* What you have to do *
Reproduce each line of the material precisely.
☆ ☆ ☆ ☆
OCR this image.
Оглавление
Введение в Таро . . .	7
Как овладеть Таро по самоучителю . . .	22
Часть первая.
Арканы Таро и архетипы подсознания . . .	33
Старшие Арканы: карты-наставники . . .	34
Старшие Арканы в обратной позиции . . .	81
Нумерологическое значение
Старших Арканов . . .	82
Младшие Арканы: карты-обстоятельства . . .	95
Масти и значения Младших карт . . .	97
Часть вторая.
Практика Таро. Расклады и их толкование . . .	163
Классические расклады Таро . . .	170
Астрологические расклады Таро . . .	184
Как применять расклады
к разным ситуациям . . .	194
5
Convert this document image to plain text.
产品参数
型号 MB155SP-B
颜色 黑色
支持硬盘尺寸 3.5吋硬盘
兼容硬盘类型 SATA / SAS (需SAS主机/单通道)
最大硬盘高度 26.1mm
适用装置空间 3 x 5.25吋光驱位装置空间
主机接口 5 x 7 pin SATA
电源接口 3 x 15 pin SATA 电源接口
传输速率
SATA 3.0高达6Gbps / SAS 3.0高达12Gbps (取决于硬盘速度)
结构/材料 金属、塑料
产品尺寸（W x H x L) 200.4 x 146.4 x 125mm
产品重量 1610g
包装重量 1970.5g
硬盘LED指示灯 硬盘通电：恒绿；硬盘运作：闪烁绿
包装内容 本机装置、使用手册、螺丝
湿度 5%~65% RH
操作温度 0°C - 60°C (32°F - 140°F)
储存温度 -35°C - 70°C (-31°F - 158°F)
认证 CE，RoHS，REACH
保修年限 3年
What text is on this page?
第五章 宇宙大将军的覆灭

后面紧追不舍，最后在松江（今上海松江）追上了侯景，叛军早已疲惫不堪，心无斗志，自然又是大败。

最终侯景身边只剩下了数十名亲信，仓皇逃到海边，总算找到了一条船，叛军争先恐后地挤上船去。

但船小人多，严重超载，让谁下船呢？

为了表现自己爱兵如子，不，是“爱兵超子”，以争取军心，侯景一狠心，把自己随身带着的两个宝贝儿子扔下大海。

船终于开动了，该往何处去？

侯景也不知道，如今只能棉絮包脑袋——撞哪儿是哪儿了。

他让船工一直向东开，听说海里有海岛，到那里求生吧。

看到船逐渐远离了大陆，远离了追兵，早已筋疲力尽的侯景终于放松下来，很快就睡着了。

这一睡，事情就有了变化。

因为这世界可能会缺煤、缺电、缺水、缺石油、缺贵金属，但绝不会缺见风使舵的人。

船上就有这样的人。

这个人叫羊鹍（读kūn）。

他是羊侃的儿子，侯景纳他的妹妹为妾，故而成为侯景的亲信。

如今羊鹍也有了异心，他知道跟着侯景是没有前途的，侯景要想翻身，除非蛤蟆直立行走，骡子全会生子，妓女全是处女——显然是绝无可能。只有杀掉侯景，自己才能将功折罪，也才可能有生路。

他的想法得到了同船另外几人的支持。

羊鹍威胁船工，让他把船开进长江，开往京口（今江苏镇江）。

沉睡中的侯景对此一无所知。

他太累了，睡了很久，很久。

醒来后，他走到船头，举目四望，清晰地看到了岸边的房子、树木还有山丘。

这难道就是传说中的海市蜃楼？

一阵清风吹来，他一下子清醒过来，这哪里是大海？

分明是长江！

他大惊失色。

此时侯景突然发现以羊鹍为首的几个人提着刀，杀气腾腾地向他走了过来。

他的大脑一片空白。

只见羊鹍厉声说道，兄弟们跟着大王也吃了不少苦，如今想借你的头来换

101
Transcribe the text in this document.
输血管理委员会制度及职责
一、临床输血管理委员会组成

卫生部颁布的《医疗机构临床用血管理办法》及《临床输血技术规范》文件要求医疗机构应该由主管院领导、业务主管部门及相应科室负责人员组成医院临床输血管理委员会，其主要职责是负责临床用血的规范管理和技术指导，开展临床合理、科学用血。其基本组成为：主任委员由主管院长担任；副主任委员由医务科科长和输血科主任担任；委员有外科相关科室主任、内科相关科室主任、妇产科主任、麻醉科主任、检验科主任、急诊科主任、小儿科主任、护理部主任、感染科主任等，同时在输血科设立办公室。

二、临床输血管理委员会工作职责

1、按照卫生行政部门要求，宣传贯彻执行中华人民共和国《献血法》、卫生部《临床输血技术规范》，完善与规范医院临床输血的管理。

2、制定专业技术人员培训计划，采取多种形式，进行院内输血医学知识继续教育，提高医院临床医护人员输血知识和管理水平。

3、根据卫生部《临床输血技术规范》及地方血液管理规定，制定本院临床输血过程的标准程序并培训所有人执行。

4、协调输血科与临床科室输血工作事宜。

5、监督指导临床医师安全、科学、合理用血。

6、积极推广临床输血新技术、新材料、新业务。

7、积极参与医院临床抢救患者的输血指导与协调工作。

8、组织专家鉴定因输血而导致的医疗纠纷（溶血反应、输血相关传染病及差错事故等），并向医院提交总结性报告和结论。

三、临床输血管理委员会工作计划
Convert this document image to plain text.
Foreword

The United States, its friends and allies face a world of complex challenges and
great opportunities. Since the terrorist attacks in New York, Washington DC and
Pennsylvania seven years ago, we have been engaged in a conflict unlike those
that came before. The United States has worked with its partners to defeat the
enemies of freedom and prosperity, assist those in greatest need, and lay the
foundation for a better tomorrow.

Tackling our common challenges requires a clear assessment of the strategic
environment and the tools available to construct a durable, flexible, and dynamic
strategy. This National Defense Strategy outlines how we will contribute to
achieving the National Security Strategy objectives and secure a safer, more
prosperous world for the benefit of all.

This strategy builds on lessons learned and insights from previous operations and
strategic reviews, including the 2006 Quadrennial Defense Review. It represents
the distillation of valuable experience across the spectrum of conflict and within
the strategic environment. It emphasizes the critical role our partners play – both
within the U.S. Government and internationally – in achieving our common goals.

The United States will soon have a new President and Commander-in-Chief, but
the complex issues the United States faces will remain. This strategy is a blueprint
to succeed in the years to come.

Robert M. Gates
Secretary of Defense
☆ ☆ ☆ ☆
* The reply *
OCR this image.
Оглавление
Введение в Таро . . .	7
Как овладеть Таро по самоучителю . . .	22
Часть первая.
Арканы Таро и архетипы подсознания . . .	33
Старшие Арканы: карты-наставники . . .	34
Старшие Арканы в обратной позиции . . .	81
Нумерологическое значение
Старших Арканов . . .	82
Младшие Арканы: карты-обстоятельства . . .	95
Масти и значения Младших карт . . .	97
Часть вторая.
Практика Таро. Расклады и их толкование . . .	163
Классические расклады Таро . . .	170
Астрологические расклады Таро . . .	184
Как применять расклады
к разным ситуациям . . .	194
5
Convert this document image to plain text.
产品参数
型号 MB155SP-B
颜色 黑色
支持硬盘尺寸 3.5吋硬盘
兼容硬盘类型 SATA / SAS (需SAS主机/单通道)
最大硬盘高度 26.1mm
适用装置空间 3 x 5.25吋光驱位装置空间
主机接口 5 x 7 pin SATA
电源接口 3 x 15 pin SATA 电源接口
传输速率
SATA 3.0高达6Gbps / SAS 3.0高达12Gbps (取决于硬盘速度)
结构/材料 金属、塑料
产品尺寸（W x H x L) 200.4 x 146.4 x 125mm
产品重量 1610g
包装重量 1970.5g
硬盘LED指示灯 硬盘通电：恒绿；硬盘运作：闪烁绿
包装内容 本机装置、使用手册、螺丝
湿度 5%~65% RH
操作温度 0°C - 60°C (32°F - 140°F)
储存温度 -35°C - 70°C (-31°F - 158°F)
认证 CE，RoHS，REACH
保修年限 3年
What text is on this page?
第五章 宇宙大将军的覆灭

后面紧追不舍，最后在松江（今上海松江）追上了侯景，叛军早已疲惫不堪，心无斗志，自然又是大败。

最终侯景身边只剩下了数十名亲信，仓皇逃到海边，总算找到了一条船，叛军争先恐后地挤上船去。

但船小人多，严重超载，让谁下船呢？

为了表现自己爱兵如子，不，是“爱兵超子”，以争取军心，侯景一狠心，把自己随身带着的两个宝贝儿子扔下大海。

船终于开动了，该往何处去？

侯景也不知道，如今只能棉絮包脑袋——撞哪儿是哪儿了。

他让船工一直向东开，听说海里有海岛，到那里求生吧。

看到船逐渐远离了大陆，远离了追兵，早已筋疲力尽的侯景终于放松下来，很快就睡着了。

这一睡，事情就有了变化。

因为这世界可能会缺煤、缺电、缺水、缺石油、缺贵金属，但绝不会缺见风使舵的人。

船上就有这样的人。

这个人叫羊鹍（读kūn）。

他是羊侃的儿子，侯景纳他的妹妹为妾，故而成为侯景的亲信。

如今羊鹍也有了异心，他知道跟着侯景是没有前途的，侯景要想翻身，除非蛤蟆直立行走，骡子全会生子，妓女全是处女——显然是绝无可能。只有杀掉侯景，自己才能将功折罪，也才可能有生路。

他的想法得到了同船另外几人的支持。

羊鹍威胁船工，让他把船开进长江，开往京口（今江苏镇江）。

沉睡中的侯景对此一无所知。

他太累了，睡了很久，很久。

醒来后，他走到船头，举目四望，清晰地看到了岸边的房子、树木还有山丘。

这难道就是传说中的海市蜃楼？

一阵清风吹来，他一下子清醒过来，这哪里是大海？

分明是长江！

他大惊失色。

此时侯景突然发现以羊鹍为首的几个人提着刀，杀气腾腾地向他走了过来。

他的大脑一片空白。

只见羊鹍厉声说道，兄弟们跟着大王也吃了不少苦，如今想借你的头来换

101
Transcribe the text in this document.
输血管理委员会制度及职责
一、临床输血管理委员会组成

卫生部颁布的《医疗机构临床用血管理办法》及《临床输血技术规范》文件要求医疗机构应该由主管院领导、业务主管部门及相应科室负责人员组成医院临床输血管理委员会，其主要职责是负责临床用血的规范管理和技术指导，开展临床合理、科学用血。其基本组成为：主任委员由主管院长担任；副主任委员由医务科科长和输血科主任担任；委员有外科相关科室主任、内科相关科室主任、妇产科主任、麻醉科主任、检验科主任、急诊科主任、小儿科主任、护理部主任、感染科主任等，同时在输血科设立办公室。

二、临床输血管理委员会工作职责

1、按照卫生行政部门要求，宣传贯彻执行中华人民共和国《献血法》、卫生部《临床输血技术规范》，完善与规范医院临床输血的管理。

2、制定专业技术人员培训计划，采取多种形式，进行院内输血医学知识继续教育，提高医院临床医护人员输血知识和管理水平。

3、根据卫生部《临床输血技术规范》及地方血液管理规定，制定本院临床输血过程的标准程序并培训所有人执行。

4、协调输血科与临床科室输血工作事宜。

5、监督指导临床医师安全、科学、合理用血。

6、积极推广临床输血新技术、新材料、新业务。

7、积极参与医院临床抢救患者的输血指导与协调工作。

8、组织专家鉴定因输血而导致的医疗纠纷（溶血反应、输血相关传染病及差错事故等），并向医院提交总结性报告和结论。

三、临床输血管理委员会工作计划
Convert this document image to plain text.
Foreword

The United States, its friends and allies face a world of complex challenges and
great opportunities. Since the terrorist attacks in New York, Washington DC and
Pennsylvania seven years ago, we have been engaged in a conflict unlike those
that came before. The United States has worked with its partners to defeat the
enemies of freedom and prosperity, assist those in greatest need, and lay the
foundation for a better tomorrow.

Tackling our common challenges requires a clear assessment of the strategic
environment and the tools available to construct a durable, flexible, and dynamic
strategy. This National Defense Strategy outlines how we will contribute to
achieving the National Security Strategy objectives and secure a safer, more
prosperous world for the benefit of all.

This strategy builds on lessons learned and insights from previous operations and
strategic reviews, including the 2006 Quadrennial Defense Review. It represents
the distillation of valuable experience across the spectrum of conflict and within
the strategic environment. It emphasizes the critical role our partners play – both
within the U.S. Government and internationally – in achieving our common goals.

The United States will soon have a new President and Commander-in-Chief, but
the complex issues the United States faces will remain. This strategy is a blueprint
to succeed in the years to come.

Robert M. Gates
Secretary of Defense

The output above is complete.